**EXERCISE BRIEF:** Print out the material that follows word for word.

**SOURCE DATA:**
::::::::
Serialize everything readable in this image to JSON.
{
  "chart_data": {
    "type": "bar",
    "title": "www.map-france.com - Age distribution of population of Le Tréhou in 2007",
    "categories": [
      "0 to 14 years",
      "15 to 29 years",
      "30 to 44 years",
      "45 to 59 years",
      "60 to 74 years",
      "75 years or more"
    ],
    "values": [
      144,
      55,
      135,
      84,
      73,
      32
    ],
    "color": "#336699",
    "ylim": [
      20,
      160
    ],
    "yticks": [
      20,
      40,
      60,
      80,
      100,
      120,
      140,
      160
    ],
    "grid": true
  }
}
::::::::
**SOLVED EXERCISE:**
Serialize everything readable in this image to JSON.
{
  "chart_data": {
    "type": "bar",
    "title": "www.map-france.com - Age distribution of population of Le Tréhou in 2007",
    "categories": [
      "0 to 14 years",
      "15 to 29 years",
      "30 to 44 years",
      "45 to 59 years",
      "60 to 74 years",
      "75 years or more"
    ],
    "values": [
      144,
      55,
      135,
      84,
      73,
      32
    ],
    "color": "#336699",
    "ylim": [
      20,
      160
    ],
    "yticks": [
      20,
      40,
      60,
      80,
      100,
      120,
      140,
      160
    ],
    "grid": true
  }
}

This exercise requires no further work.